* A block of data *
========

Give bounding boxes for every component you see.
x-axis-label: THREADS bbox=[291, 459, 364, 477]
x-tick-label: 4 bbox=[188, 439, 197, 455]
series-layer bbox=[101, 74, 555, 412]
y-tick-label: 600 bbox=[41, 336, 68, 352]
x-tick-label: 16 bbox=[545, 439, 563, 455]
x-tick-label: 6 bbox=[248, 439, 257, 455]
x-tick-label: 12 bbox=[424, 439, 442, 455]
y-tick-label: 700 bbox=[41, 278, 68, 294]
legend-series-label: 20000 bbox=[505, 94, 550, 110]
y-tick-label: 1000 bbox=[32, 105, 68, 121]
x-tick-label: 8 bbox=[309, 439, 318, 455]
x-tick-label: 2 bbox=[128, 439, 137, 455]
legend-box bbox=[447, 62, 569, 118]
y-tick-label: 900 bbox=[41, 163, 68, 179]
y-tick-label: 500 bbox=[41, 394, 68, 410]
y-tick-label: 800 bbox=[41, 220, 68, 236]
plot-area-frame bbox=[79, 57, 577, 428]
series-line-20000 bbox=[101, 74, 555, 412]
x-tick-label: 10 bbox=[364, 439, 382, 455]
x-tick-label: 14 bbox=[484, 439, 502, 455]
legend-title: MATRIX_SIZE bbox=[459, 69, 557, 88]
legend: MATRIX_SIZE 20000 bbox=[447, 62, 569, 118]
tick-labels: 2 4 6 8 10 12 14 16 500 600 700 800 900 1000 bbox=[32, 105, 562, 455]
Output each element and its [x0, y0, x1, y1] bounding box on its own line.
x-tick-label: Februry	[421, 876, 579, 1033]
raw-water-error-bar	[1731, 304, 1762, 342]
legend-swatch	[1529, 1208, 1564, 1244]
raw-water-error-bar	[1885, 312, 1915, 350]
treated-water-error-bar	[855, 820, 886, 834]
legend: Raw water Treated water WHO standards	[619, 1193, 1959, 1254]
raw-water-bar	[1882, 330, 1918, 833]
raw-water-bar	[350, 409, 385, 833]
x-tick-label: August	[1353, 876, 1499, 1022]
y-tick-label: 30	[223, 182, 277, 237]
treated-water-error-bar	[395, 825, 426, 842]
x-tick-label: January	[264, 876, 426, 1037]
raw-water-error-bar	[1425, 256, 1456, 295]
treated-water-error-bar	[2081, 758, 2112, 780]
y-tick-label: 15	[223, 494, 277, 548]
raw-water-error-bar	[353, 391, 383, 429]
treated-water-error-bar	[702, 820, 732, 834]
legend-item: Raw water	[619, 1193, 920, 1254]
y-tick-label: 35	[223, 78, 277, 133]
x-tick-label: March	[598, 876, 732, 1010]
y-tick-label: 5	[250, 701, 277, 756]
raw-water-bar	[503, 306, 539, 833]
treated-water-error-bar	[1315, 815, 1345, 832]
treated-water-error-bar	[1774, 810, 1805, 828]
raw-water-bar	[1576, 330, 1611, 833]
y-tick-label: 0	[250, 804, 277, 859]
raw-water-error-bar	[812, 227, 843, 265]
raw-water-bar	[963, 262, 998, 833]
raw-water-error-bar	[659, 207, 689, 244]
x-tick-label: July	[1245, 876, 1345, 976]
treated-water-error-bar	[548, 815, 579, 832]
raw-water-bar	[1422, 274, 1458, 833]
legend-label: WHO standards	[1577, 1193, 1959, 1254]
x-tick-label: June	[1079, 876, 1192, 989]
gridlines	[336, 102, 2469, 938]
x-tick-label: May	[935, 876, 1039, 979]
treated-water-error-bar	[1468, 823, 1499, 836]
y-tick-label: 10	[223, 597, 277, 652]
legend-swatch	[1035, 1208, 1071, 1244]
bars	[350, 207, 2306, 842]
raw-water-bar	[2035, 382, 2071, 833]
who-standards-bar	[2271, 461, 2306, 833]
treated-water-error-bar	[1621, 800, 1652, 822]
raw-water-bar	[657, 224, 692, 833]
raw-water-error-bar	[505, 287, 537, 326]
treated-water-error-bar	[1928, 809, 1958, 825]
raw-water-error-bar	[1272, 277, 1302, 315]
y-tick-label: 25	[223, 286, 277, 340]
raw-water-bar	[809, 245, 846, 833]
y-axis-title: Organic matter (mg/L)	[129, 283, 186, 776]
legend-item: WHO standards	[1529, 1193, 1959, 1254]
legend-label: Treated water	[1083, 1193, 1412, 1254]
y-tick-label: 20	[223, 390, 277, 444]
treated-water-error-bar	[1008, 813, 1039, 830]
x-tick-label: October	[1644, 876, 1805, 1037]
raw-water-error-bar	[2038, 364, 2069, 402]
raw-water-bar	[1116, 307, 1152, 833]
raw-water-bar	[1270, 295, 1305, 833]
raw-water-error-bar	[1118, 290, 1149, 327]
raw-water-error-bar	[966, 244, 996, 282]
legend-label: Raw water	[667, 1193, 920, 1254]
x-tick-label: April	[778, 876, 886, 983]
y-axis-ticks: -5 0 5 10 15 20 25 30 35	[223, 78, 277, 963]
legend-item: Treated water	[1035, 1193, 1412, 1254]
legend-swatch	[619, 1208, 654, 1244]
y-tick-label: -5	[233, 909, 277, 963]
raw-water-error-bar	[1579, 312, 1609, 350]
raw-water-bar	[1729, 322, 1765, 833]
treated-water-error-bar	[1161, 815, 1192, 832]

========

* Exercise brief *
Rewrite the records with every "raw-water-error-bar" changed to "raw-water-whisker" and all other text left as it is.

* Solution for this exercise *
Give bounding boxes for every component you see.
x-axis-label: THREADS bbox=[291, 459, 364, 477]
x-tick-label: 4 bbox=[188, 439, 197, 455]
series-layer bbox=[101, 74, 555, 412]
y-tick-label: 600 bbox=[41, 336, 68, 352]
x-tick-label: 16 bbox=[545, 439, 563, 455]
x-tick-label: 6 bbox=[248, 439, 257, 455]
x-tick-label: 12 bbox=[424, 439, 442, 455]
y-tick-label: 700 bbox=[41, 278, 68, 294]
legend-series-label: 20000 bbox=[505, 94, 550, 110]
y-tick-label: 1000 bbox=[32, 105, 68, 121]
x-tick-label: 8 bbox=[309, 439, 318, 455]
x-tick-label: 2 bbox=[128, 439, 137, 455]
legend-box bbox=[447, 62, 569, 118]
y-tick-label: 900 bbox=[41, 163, 68, 179]
y-tick-label: 500 bbox=[41, 394, 68, 410]
y-tick-label: 800 bbox=[41, 220, 68, 236]
plot-area-frame bbox=[79, 57, 577, 428]
series-line-20000 bbox=[101, 74, 555, 412]
x-tick-label: 10 bbox=[364, 439, 382, 455]
x-tick-label: 14 bbox=[484, 439, 502, 455]
legend-title: MATRIX_SIZE bbox=[459, 69, 557, 88]
legend: MATRIX_SIZE 20000 bbox=[447, 62, 569, 118]
tick-labels: 2 4 6 8 10 12 14 16 500 600 700 800 900 1000 bbox=[32, 105, 562, 455]
Output each element and its [x0, y0, x1, y1] bounding box on its own line.
x-tick-label: Februry	[421, 876, 579, 1033]
raw-water-whisker	[1731, 304, 1762, 342]
legend-swatch	[1529, 1208, 1564, 1244]
raw-water-whisker	[1885, 312, 1915, 350]
treated-water-error-bar	[855, 820, 886, 834]
legend: Raw water Treated water WHO standards	[619, 1193, 1959, 1254]
raw-water-bar	[1882, 330, 1918, 833]
raw-water-bar	[350, 409, 385, 833]
x-tick-label: August	[1353, 876, 1499, 1022]
y-tick-label: 30	[223, 182, 277, 237]
treated-water-error-bar	[395, 825, 426, 842]
x-tick-label: January	[264, 876, 426, 1037]
raw-water-whisker	[1425, 256, 1456, 295]
treated-water-error-bar	[2081, 758, 2112, 780]
y-tick-label: 15	[223, 494, 277, 548]
raw-water-whisker	[353, 391, 383, 429]
treated-water-error-bar	[702, 820, 732, 834]
legend-item: Raw water	[619, 1193, 920, 1254]
y-tick-label: 35	[223, 78, 277, 133]
x-tick-label: March	[598, 876, 732, 1010]
y-tick-label: 5	[250, 701, 277, 756]
raw-water-bar	[503, 306, 539, 833]
treated-water-error-bar	[1315, 815, 1345, 832]
treated-water-error-bar	[1774, 810, 1805, 828]
raw-water-bar	[1576, 330, 1611, 833]
y-tick-label: 0	[250, 804, 277, 859]
raw-water-whisker	[812, 227, 843, 265]
raw-water-bar	[963, 262, 998, 833]
raw-water-whisker	[659, 207, 689, 244]
x-tick-label: July	[1245, 876, 1345, 976]
treated-water-error-bar	[548, 815, 579, 832]
raw-water-bar	[1422, 274, 1458, 833]
legend-label: WHO standards	[1577, 1193, 1959, 1254]
x-tick-label: June	[1079, 876, 1192, 989]
gridlines	[336, 102, 2469, 938]
x-tick-label: May	[935, 876, 1039, 979]
treated-water-error-bar	[1468, 823, 1499, 836]
y-tick-label: 10	[223, 597, 277, 652]
legend-swatch	[1035, 1208, 1071, 1244]
bars	[350, 207, 2306, 842]
raw-water-bar	[2035, 382, 2071, 833]
who-standards-bar	[2271, 461, 2306, 833]
treated-water-error-bar	[1621, 800, 1652, 822]
raw-water-bar	[657, 224, 692, 833]
raw-water-whisker	[505, 287, 537, 326]
treated-water-error-bar	[1928, 809, 1958, 825]
raw-water-whisker	[1272, 277, 1302, 315]
y-tick-label: 25	[223, 286, 277, 340]
raw-water-bar	[809, 245, 846, 833]
y-axis-title: Organic matter (mg/L)	[129, 283, 186, 776]
legend-item: WHO standards	[1529, 1193, 1959, 1254]
legend-label: Treated water	[1083, 1193, 1412, 1254]
y-tick-label: 20	[223, 390, 277, 444]
treated-water-error-bar	[1008, 813, 1039, 830]
x-tick-label: October	[1644, 876, 1805, 1037]
raw-water-whisker	[2038, 364, 2069, 402]
raw-water-bar	[1116, 307, 1152, 833]
raw-water-bar	[1270, 295, 1305, 833]
raw-water-whisker	[1118, 290, 1149, 327]
raw-water-whisker	[966, 244, 996, 282]
legend-label: Raw water	[667, 1193, 920, 1254]
x-tick-label: April	[778, 876, 886, 983]
y-axis-ticks: -5 0 5 10 15 20 25 30 35	[223, 78, 277, 963]
legend-item: Treated water	[1035, 1193, 1412, 1254]
legend-swatch	[619, 1208, 654, 1244]
y-tick-label: -5	[233, 909, 277, 963]
raw-water-whisker	[1579, 312, 1609, 350]
raw-water-bar	[1729, 322, 1765, 833]
treated-water-error-bar	[1161, 815, 1192, 832]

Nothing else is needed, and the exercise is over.